> **INPUT DATA**
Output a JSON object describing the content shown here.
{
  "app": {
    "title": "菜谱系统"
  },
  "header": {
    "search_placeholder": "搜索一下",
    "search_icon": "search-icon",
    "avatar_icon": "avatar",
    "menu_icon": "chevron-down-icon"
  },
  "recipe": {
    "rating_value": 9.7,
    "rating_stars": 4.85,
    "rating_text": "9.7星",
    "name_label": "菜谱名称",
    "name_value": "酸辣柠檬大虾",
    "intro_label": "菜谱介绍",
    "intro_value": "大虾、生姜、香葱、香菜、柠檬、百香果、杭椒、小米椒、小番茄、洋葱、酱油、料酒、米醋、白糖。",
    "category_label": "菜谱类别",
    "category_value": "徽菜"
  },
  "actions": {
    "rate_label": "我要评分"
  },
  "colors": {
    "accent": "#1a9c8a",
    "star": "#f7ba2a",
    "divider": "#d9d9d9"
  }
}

...

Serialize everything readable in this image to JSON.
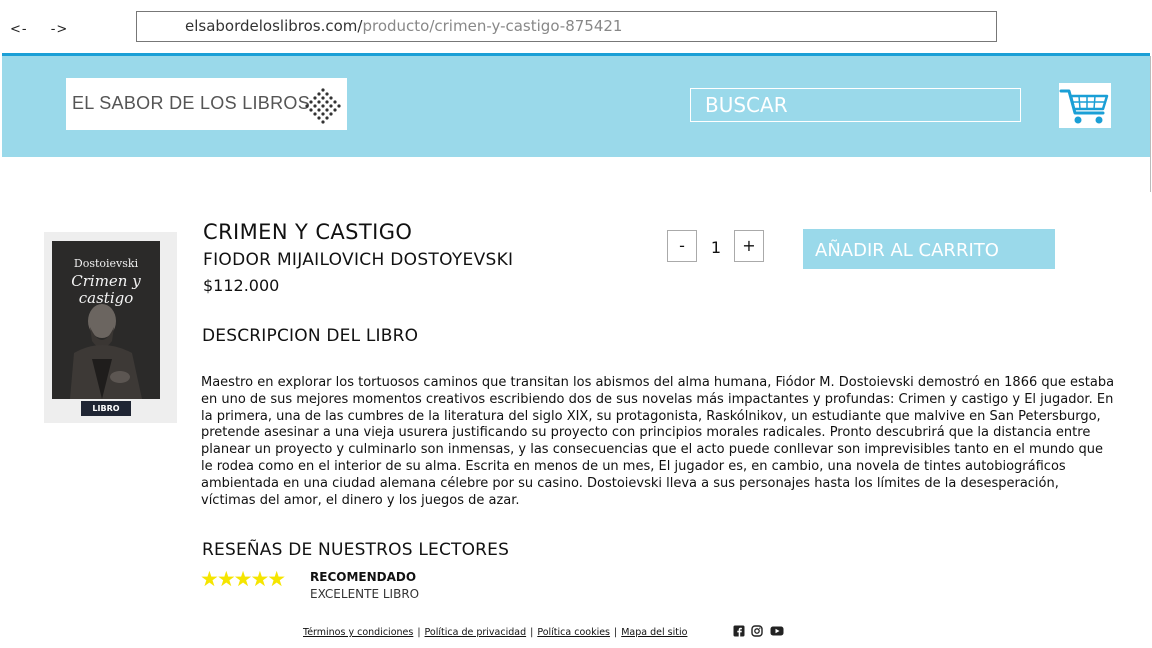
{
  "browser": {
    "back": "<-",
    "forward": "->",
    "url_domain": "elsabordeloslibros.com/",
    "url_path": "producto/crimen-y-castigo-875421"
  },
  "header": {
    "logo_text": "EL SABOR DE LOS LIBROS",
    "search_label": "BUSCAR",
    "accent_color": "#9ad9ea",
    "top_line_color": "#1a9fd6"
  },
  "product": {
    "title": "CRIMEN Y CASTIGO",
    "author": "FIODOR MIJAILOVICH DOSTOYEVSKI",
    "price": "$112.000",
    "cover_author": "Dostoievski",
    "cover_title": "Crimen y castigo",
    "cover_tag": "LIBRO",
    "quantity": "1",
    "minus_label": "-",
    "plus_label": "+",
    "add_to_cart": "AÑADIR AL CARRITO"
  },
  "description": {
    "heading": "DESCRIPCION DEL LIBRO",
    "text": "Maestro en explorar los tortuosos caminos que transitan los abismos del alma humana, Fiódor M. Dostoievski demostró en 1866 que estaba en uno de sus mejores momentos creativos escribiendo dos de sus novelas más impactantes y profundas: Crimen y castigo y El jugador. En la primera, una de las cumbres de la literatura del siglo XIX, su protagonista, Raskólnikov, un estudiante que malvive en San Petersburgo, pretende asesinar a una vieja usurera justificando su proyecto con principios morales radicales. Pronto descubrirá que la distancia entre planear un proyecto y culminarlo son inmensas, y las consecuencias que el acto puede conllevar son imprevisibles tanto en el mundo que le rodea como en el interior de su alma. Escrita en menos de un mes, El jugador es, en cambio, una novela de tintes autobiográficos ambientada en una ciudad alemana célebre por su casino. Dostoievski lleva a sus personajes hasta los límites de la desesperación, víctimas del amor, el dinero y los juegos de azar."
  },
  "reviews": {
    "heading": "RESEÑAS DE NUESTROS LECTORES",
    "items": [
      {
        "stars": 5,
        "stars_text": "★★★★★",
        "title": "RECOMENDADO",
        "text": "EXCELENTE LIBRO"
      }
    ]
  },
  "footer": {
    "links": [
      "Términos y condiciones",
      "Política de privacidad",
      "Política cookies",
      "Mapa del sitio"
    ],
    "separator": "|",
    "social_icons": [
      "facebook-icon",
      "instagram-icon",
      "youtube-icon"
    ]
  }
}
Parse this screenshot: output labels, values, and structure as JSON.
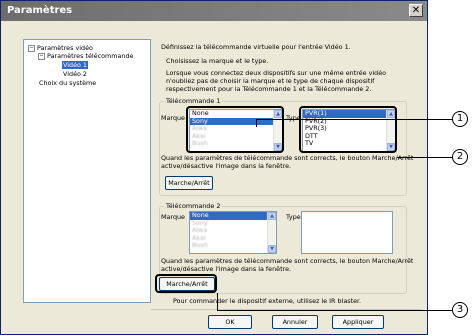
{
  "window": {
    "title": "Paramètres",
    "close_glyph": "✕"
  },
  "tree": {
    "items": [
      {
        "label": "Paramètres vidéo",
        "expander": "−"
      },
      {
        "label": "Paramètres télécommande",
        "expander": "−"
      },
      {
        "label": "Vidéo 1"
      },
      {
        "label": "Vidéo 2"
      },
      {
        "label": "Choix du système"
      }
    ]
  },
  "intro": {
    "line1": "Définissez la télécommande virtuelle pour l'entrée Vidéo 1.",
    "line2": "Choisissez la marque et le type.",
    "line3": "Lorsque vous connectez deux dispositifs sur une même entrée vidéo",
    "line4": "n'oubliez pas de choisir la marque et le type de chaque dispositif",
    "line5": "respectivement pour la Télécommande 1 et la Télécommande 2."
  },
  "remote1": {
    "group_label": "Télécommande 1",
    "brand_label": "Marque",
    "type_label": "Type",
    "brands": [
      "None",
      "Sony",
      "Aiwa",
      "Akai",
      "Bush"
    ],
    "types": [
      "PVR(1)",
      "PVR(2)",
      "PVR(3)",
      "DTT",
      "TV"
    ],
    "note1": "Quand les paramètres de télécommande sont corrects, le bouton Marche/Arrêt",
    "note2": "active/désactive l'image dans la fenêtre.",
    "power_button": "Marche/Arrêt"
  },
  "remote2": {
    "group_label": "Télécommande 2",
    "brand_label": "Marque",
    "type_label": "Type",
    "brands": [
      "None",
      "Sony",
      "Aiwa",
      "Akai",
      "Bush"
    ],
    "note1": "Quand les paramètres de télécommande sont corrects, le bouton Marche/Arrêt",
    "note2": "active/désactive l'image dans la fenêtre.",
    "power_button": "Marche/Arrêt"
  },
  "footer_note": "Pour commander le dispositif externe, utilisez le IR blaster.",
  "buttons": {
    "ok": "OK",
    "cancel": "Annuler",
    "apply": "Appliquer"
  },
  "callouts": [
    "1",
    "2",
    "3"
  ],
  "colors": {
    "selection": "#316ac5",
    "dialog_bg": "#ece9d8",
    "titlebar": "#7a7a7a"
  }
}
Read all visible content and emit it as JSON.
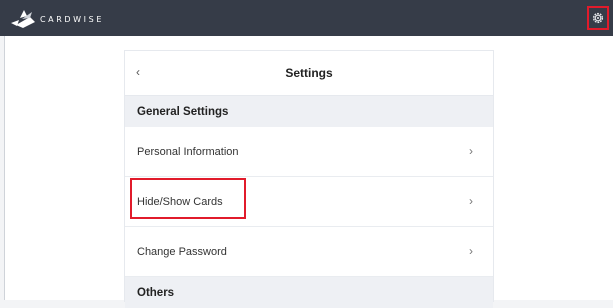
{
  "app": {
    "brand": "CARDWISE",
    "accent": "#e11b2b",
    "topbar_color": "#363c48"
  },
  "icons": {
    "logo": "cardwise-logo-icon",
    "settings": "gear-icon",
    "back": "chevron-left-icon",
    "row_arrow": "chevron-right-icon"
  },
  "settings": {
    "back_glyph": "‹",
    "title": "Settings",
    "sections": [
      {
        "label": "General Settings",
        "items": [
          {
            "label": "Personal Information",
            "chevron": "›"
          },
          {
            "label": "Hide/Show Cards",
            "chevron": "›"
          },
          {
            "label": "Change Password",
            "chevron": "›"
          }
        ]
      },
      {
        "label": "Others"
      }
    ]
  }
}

> **WHAT YOU NEED TO DO**
Out of the preceding entries, pull every line containing the string "this".

> **THE OUTPUT**
Serialize everything readable in this image to JSON.
Parse this screenshot: output labels, values, and structure as JSON.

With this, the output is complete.